▶ **YOUR GOAL**
Reproduce the forum thread below about a call to Dish Network customer service, word for word and in full.

▶ **SOURCE EXTRACT**

######

# Wow! Dish CSR strikes again...



## Dave in Atlanta (Jan 10, 2007)

Tomorrow, I am scheduled for D* HD install. I made the decision to switch with some concern, because I've been satisfied with E* SD service over the last four years, and I understand that D* has its own issues.

But with "new customer" deals at D*, my monthly savings are immediate, and extend over the 2 year term.

All that to say, I called E* to make sure (again) that I understood their best "keep me and upgrade me" offer. After telling the rep 3 times that I would not debate content with him (20+HD vs. 10 HD for Direct) because I am not interested in the additional channels, he confirmed that I had been given the best possible pricing. He also assured me that E* has the LOWEST cost HD service, and that perhaps my spreadsheet calculations were wrong...(my spreadsheet shows E* as $5 / mo higher than HD cable and $15 / mo higher than D* - who to believe? The CSR or my lyin' eyes?)

He went on to say that there were new promotions coming Feb 1. When I reminded him that I would be a D* customer by then, and perhaps we should discuss those now, he responded that he could only talk about them after February 1.

I will say this. After that conversation, it will be easier to leave Dish Network that I thought it would be.


----------



## mxd (Jan 17, 2006)

Thanks Dave. I have been pondering the same thing, and now with the HBO lawsuit, you made my decision that much easier.


----------



## killzone (Dec 27, 2006)

Dave in Atlanta said:


> He also assured me that E* has the LOWEST cost HD service, and that perhaps my spreadsheet calculations were wrong...(my spreadsheet shows E* as $5 / mo higher than HD cable and $15 / mo higher than D* - who to believe? The CSR or my lyin' eyes?)


Fios doesn't charge ANYTHING extra for HD, neither does Cablevision. Unless you really want Voom they are far from lowest cost HD service(I'm sure there are some people that like it, but I don't believe for a second that it's anywhere near a majority).

######

▶ **SUPPLIED MATERIAL**

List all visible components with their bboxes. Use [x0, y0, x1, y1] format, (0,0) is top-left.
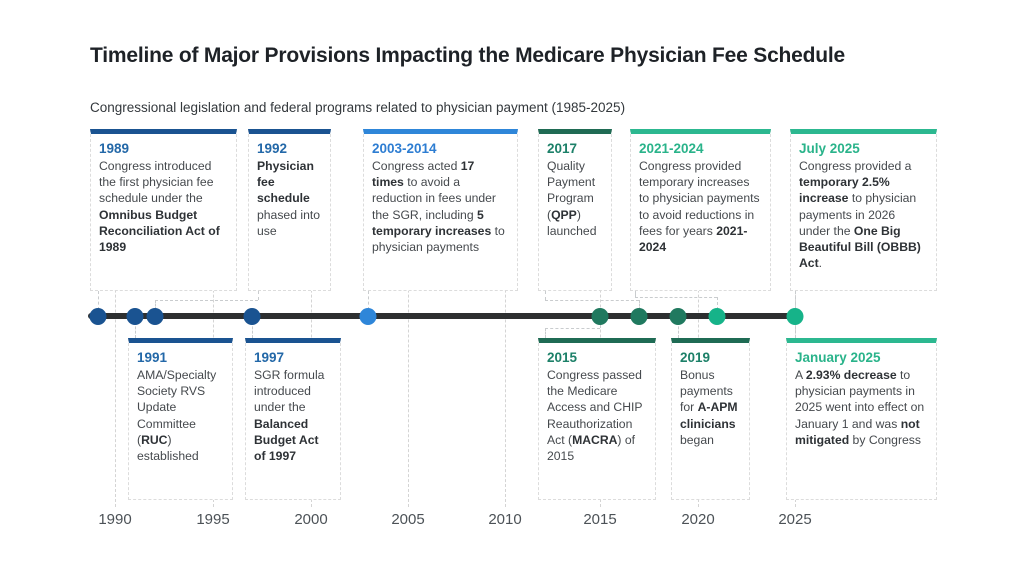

######

▶ **ANSWER FOR THIS EXERCISE**
# Wow! Dish CSR strikes again...



## Dave in Atlanta (Jan 10, 2007)

Tomorrow, I am scheduled for D* HD install. I made the decision to switch with some concern, because I've been satisfied with E* SD service over the last four years, and I understand that D* has its own issues.

But with "new customer" deals at D*, my monthly savings are immediate, and extend over the 2 year term.

All that to say, I called E* to make sure (again) that I understood their best "keep me and upgrade me" offer. After telling the rep 3 times that I would not debate content with him (20+HD vs. 10 HD for Direct) because I am not interested in the additional channels, he confirmed that I had been given the best possible pricing. He also assured me that E* has the LOWEST cost HD service, and that perhaps my spreadsheet calculations were wrong...(my spreadsheet shows E* as $5 / mo higher than HD cable and $15 / mo higher than D* - who to believe? The CSR or my lyin' eyes?)

He went on to say that there were new promotions coming Feb 1. When I reminded him that I would be a D* customer by then, and perhaps we should discuss those now, he responded that he could only talk about them after February 1.

I will say this. After that conversation, it will be easier to leave Dish Network that I thought it would be.


----------



## mxd (Jan 17, 2006)

Thanks Dave. I have been pondering the same thing, and now with the HBO lawsuit, you made my decision that much easier.


----------



## killzone (Dec 27, 2006)

Dave in Atlanta said:


> He also assured me that E* has the LOWEST cost HD service, and that perhaps my spreadsheet calculations were wrong...(my spreadsheet shows E* as $5 / mo higher than HD cable and $15 / mo higher than D* - who to believe? The CSR or my lyin' eyes?)


Fios doesn't charge ANYTHING extra for HD, neither does Cablevision. Unless you really want Voom they are far from lowest cost HD service(I'm sure there are some people that like it, but I don't believe for a second that it's anywhere near a majority).